-- BEGIN MATERIAL FOR THIS TASK --

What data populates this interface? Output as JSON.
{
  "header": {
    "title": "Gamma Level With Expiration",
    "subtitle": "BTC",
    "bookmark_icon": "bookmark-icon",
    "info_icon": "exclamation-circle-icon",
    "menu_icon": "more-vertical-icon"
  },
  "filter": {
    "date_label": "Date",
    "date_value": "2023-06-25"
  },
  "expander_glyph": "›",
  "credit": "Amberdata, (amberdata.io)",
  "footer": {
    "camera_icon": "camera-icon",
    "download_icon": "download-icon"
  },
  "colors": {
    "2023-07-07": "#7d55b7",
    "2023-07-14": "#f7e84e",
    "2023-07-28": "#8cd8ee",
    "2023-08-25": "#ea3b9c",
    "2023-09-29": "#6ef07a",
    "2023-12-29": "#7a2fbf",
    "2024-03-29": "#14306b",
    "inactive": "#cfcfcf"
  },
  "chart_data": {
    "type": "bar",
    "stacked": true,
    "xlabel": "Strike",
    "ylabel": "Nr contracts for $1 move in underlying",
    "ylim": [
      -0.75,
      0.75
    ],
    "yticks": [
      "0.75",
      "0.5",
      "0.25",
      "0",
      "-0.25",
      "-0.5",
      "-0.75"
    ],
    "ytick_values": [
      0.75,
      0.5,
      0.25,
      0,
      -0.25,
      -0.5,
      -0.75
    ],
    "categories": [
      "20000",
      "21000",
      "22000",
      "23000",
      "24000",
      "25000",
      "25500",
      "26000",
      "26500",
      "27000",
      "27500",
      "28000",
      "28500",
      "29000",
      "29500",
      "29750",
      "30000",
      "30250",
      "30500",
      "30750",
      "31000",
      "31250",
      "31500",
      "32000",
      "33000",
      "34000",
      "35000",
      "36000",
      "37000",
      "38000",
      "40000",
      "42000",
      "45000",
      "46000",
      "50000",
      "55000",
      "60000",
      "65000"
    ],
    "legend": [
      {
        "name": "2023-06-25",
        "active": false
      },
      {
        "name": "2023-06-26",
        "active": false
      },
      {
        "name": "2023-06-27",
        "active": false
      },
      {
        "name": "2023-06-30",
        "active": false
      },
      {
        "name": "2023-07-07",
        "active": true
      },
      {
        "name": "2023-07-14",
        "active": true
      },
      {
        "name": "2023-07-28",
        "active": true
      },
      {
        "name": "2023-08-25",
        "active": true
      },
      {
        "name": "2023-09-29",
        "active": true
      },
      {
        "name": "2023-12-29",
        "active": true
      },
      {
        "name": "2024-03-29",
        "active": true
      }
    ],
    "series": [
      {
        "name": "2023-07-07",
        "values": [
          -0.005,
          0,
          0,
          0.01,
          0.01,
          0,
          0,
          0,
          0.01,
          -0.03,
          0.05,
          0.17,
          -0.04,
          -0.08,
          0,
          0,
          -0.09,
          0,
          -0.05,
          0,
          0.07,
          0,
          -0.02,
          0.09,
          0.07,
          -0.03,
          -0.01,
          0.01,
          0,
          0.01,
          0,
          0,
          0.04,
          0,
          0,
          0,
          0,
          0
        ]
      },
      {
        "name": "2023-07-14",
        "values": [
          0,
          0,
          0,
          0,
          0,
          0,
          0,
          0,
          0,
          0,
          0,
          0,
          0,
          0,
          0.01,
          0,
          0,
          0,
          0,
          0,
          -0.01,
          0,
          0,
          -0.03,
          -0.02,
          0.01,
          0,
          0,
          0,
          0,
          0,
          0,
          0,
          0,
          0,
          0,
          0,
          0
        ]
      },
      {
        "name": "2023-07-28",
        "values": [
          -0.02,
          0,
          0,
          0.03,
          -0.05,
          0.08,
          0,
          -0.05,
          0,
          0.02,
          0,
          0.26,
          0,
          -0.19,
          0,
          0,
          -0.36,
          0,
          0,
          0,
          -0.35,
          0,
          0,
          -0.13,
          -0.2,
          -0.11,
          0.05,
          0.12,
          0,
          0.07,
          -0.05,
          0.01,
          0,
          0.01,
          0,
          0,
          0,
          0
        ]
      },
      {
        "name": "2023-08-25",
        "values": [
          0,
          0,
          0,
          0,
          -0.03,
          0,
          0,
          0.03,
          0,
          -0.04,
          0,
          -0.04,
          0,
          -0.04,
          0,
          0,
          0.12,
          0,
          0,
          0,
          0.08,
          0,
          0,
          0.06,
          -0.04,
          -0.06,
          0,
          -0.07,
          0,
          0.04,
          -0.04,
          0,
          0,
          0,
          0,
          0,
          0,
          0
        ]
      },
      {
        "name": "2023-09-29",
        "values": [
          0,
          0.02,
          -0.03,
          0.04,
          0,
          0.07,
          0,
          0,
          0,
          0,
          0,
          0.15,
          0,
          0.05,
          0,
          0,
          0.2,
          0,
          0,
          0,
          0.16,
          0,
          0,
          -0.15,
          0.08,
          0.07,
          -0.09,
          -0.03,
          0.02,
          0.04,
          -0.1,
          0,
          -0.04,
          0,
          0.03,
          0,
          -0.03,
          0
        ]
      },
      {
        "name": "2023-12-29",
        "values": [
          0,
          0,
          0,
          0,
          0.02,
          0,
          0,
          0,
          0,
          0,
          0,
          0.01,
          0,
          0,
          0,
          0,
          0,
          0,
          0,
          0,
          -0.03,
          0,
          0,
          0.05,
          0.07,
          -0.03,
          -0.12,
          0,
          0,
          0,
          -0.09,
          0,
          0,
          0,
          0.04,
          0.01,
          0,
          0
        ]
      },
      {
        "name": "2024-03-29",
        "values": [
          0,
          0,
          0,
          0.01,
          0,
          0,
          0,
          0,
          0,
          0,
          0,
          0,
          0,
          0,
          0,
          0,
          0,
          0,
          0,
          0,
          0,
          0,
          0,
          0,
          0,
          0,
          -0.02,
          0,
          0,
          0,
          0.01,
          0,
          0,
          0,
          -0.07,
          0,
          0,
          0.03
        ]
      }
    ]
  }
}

-- END MATERIAL FOR THIS TASK --

- _TASK TO COMPLETE_
Extract every line above exactly as it stands.

- _EXERCISE SOLUTION_
What data populates this interface? Output as JSON.
{
  "header": {
    "title": "Gamma Level With Expiration",
    "subtitle": "BTC",
    "bookmark_icon": "bookmark-icon",
    "info_icon": "exclamation-circle-icon",
    "menu_icon": "more-vertical-icon"
  },
  "filter": {
    "date_label": "Date",
    "date_value": "2023-06-25"
  },
  "expander_glyph": "›",
  "credit": "Amberdata, (amberdata.io)",
  "footer": {
    "camera_icon": "camera-icon",
    "download_icon": "download-icon"
  },
  "colors": {
    "2023-07-07": "#7d55b7",
    "2023-07-14": "#f7e84e",
    "2023-07-28": "#8cd8ee",
    "2023-08-25": "#ea3b9c",
    "2023-09-29": "#6ef07a",
    "2023-12-29": "#7a2fbf",
    "2024-03-29": "#14306b",
    "inactive": "#cfcfcf"
  },
  "chart_data": {
    "type": "bar",
    "stacked": true,
    "xlabel": "Strike",
    "ylabel": "Nr contracts for $1 move in underlying",
    "ylim": [
      -0.75,
      0.75
    ],
    "yticks": [
      "0.75",
      "0.5",
      "0.25",
      "0",
      "-0.25",
      "-0.5",
      "-0.75"
    ],
    "ytick_values": [
      0.75,
      0.5,
      0.25,
      0,
      -0.25,
      -0.5,
      -0.75
    ],
    "categories": [
      "20000",
      "21000",
      "22000",
      "23000",
      "24000",
      "25000",
      "25500",
      "26000",
      "26500",
      "27000",
      "27500",
      "28000",
      "28500",
      "29000",
      "29500",
      "29750",
      "30000",
      "30250",
      "30500",
      "30750",
      "31000",
      "31250",
      "31500",
      "32000",
      "33000",
      "34000",
      "35000",
      "36000",
      "37000",
      "38000",
      "40000",
      "42000",
      "45000",
      "46000",
      "50000",
      "55000",
      "60000",
      "65000"
    ],
    "legend": [
      {
        "name": "2023-06-25",
        "active": false
      },
      {
        "name": "2023-06-26",
        "active": false
      },
      {
        "name": "2023-06-27",
        "active": false
      },
      {
        "name": "2023-06-30",
        "active": false
      },
      {
        "name": "2023-07-07",
        "active": true
      },
      {
        "name": "2023-07-14",
        "active": true
      },
      {
        "name": "2023-07-28",
        "active": true
      },
      {
        "name": "2023-08-25",
        "active": true
      },
      {
        "name": "2023-09-29",
        "active": true
      },
      {
        "name": "2023-12-29",
        "active": true
      },
      {
        "name": "2024-03-29",
        "active": true
      }
    ],
    "series": [
      {
        "name": "2023-07-07",
        "values": [
          -0.005,
          0,
          0,
          0.01,
          0.01,
          0,
          0,
          0,
          0.01,
          -0.03,
          0.05,
          0.17,
          -0.04,
          -0.08,
          0,
          0,
          -0.09,
          0,
          -0.05,
          0,
          0.07,
          0,
          -0.02,
          0.09,
          0.07,
          -0.03,
          -0.01,
          0.01,
          0,
          0.01,
          0,
          0,
          0.04,
          0,
          0,
          0,
          0,
          0
        ]
      },
      {
        "name": "2023-07-14",
        "values": [
          0,
          0,
          0,
          0,
          0,
          0,
          0,
          0,
          0,
          0,
          0,
          0,
          0,
          0,
          0.01,
          0,
          0,
          0,
          0,
          0,
          -0.01,
          0,
          0,
          -0.03,
          -0.02,
          0.01,
          0,
          0,
          0,
          0,
          0,
          0,
          0,
          0,
          0,
          0,
          0,
          0
        ]
      },
      {
        "name": "2023-07-28",
        "values": [
          -0.02,
          0,
          0,
          0.03,
          -0.05,
          0.08,
          0,
          -0.05,
          0,
          0.02,
          0,
          0.26,
          0,
          -0.19,
          0,
          0,
          -0.36,
          0,
          0,
          0,
          -0.35,
          0,
          0,
          -0.13,
          -0.2,
          -0.11,
          0.05,
          0.12,
          0,
          0.07,
          -0.05,
          0.01,
          0,
          0.01,
          0,
          0,
          0,
          0
        ]
      },
      {
        "name": "2023-08-25",
        "values": [
          0,
          0,
          0,
          0,
          -0.03,
          0,
          0,
          0.03,
          0,
          -0.04,
          0,
          -0.04,
          0,
          -0.04,
          0,
          0,
          0.12,
          0,
          0,
          0,
          0.08,
          0,
          0,
          0.06,
          -0.04,
          -0.06,
          0,
          -0.07,
          0,
          0.04,
          -0.04,
          0,
          0,
          0,
          0,
          0,
          0,
          0
        ]
      },
      {
        "name": "2023-09-29",
        "values": [
          0,
          0.02,
          -0.03,
          0.04,
          0,
          0.07,
          0,
          0,
          0,
          0,
          0,
          0.15,
          0,
          0.05,
          0,
          0,
          0.2,
          0,
          0,
          0,
          0.16,
          0,
          0,
          -0.15,
          0.08,
          0.07,
          -0.09,
          -0.03,
          0.02,
          0.04,
          -0.1,
          0,
          -0.04,
          0,
          0.03,
          0,
          -0.03,
          0
        ]
      },
      {
        "name": "2023-12-29",
        "values": [
          0,
          0,
          0,
          0,
          0.02,
          0,
          0,
          0,
          0,
          0,
          0,
          0.01,
          0,
          0,
          0,
          0,
          0,
          0,
          0,
          0,
          -0.03,
          0,
          0,
          0.05,
          0.07,
          -0.03,
          -0.12,
          0,
          0,
          0,
          -0.09,
          0,
          0,
          0,
          0.04,
          0.01,
          0,
          0
        ]
      },
      {
        "name": "2024-03-29",
        "values": [
          0,
          0,
          0,
          0.01,
          0,
          0,
          0,
          0,
          0,
          0,
          0,
          0,
          0,
          0,
          0,
          0,
          0,
          0,
          0,
          0,
          0,
          0,
          0,
          0,
          0,
          0,
          -0.02,
          0,
          0,
          0,
          0.01,
          0,
          0,
          0,
          -0.07,
          0,
          0,
          0.03
        ]
      }
    ]
  }
}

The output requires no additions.